Return each line containing the string "label".

— start Data in this exercise —

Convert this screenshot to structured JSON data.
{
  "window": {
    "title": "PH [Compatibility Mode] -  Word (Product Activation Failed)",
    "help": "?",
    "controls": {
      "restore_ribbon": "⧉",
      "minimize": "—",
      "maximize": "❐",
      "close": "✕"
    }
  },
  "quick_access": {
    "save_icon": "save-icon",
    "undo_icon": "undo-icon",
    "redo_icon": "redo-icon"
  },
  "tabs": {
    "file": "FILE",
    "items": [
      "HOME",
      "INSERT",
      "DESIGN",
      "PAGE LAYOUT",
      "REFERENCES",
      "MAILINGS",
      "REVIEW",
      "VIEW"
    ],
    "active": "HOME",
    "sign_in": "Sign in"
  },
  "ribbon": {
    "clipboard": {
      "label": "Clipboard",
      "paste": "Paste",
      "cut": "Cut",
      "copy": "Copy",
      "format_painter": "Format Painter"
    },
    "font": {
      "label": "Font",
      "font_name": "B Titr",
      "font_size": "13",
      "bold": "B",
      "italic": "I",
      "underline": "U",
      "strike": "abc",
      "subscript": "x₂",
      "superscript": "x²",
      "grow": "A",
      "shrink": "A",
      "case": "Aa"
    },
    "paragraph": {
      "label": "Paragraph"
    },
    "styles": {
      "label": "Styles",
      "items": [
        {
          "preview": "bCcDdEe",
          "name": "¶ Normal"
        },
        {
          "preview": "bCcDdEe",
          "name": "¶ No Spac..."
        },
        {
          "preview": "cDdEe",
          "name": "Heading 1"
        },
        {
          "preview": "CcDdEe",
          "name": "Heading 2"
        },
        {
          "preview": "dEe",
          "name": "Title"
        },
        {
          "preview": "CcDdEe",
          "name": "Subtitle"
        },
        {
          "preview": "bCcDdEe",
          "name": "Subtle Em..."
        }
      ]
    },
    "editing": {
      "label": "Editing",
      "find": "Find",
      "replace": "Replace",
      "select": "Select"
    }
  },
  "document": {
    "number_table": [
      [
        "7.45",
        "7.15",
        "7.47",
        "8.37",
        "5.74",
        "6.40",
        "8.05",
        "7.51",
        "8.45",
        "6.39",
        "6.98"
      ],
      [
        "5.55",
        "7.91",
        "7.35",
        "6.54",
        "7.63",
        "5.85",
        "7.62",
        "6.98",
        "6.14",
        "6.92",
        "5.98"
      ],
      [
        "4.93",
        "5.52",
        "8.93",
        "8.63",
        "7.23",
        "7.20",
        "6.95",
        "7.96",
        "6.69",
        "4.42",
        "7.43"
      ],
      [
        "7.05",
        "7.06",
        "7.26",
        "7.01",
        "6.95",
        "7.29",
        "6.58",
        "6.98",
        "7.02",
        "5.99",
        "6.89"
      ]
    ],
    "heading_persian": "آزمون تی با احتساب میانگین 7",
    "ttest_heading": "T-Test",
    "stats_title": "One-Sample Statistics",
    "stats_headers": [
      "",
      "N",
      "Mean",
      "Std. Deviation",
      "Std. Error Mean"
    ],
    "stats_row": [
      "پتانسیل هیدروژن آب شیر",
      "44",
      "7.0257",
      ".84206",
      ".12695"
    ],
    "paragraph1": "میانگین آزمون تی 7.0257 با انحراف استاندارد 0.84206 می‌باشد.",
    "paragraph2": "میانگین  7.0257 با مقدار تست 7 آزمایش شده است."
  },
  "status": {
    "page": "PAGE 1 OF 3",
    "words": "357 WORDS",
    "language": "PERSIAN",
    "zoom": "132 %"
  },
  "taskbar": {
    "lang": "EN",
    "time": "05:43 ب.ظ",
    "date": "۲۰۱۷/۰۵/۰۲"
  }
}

— end Data in this exercise —

Worked solution:
      "label": "Clipboard",
      "label": "Font",
      "label": "Paragraph"
      "label": "Styles",
      "label": "Editing",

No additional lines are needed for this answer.